Each entry must be reproduced precisely as it stands.

-------- PROVIDED RECORDS --------

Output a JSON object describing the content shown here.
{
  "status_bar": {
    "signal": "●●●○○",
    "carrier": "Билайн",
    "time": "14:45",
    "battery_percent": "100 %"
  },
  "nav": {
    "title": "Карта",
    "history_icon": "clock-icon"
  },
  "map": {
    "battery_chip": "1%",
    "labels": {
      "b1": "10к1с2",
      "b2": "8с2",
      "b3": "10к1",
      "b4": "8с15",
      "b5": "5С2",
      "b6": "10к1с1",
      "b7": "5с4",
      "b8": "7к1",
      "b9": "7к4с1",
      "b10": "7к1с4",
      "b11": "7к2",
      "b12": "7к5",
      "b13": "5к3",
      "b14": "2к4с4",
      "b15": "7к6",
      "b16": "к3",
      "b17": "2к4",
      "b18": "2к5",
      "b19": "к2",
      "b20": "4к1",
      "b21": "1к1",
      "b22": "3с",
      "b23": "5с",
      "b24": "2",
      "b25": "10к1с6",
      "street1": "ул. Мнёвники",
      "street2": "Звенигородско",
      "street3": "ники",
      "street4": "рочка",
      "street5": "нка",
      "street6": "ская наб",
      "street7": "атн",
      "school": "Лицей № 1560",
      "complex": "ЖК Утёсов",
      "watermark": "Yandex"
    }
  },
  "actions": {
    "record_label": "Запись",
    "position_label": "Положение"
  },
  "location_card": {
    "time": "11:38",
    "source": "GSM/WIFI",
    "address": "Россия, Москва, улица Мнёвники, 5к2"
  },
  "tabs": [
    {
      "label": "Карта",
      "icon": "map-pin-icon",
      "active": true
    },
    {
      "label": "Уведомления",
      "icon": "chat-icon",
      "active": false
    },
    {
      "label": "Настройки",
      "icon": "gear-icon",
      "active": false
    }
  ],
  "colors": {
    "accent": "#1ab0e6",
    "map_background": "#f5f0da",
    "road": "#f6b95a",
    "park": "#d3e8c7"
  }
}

--------

• **ANSWER**
Output a JSON object describing the content shown here.
{
  "status_bar": {
    "signal": "●●●○○",
    "carrier": "Билайн",
    "time": "14:45",
    "battery_percent": "100 %"
  },
  "nav": {
    "title": "Карта",
    "history_icon": "clock-icon"
  },
  "map": {
    "battery_chip": "1%",
    "labels": {
      "b1": "10к1с2",
      "b2": "8с2",
      "b3": "10к1",
      "b4": "8с15",
      "b5": "5С2",
      "b6": "10к1с1",
      "b7": "5с4",
      "b8": "7к1",
      "b9": "7к4с1",
      "b10": "7к1с4",
      "b11": "7к2",
      "b12": "7к5",
      "b13": "5к3",
      "b14": "2к4с4",
      "b15": "7к6",
      "b16": "к3",
      "b17": "2к4",
      "b18": "2к5",
      "b19": "к2",
      "b20": "4к1",
      "b21": "1к1",
      "b22": "3с",
      "b23": "5с",
      "b24": "2",
      "b25": "10к1с6",
      "street1": "ул. Мнёвники",
      "street2": "Звенигородско",
      "street3": "ники",
      "street4": "рочка",
      "street5": "нка",
      "street6": "ская наб",
      "street7": "атн",
      "school": "Лицей № 1560",
      "complex": "ЖК Утёсов",
      "watermark": "Yandex"
    }
  },
  "actions": {
    "record_label": "Запись",
    "position_label": "Положение"
  },
  "location_card": {
    "time": "11:38",
    "source": "GSM/WIFI",
    "address": "Россия, Москва, улица Мнёвники, 5к2"
  },
  "tabs": [
    {
      "label": "Карта",
      "icon": "map-pin-icon",
      "active": true
    },
    {
      "label": "Уведомления",
      "icon": "chat-icon",
      "active": false
    },
    {
      "label": "Настройки",
      "icon": "gear-icon",
      "active": false
    }
  ],
  "colors": {
    "accent": "#1ab0e6",
    "map_background": "#f5f0da",
    "road": "#f6b95a",
    "park": "#d3e8c7"
  }
}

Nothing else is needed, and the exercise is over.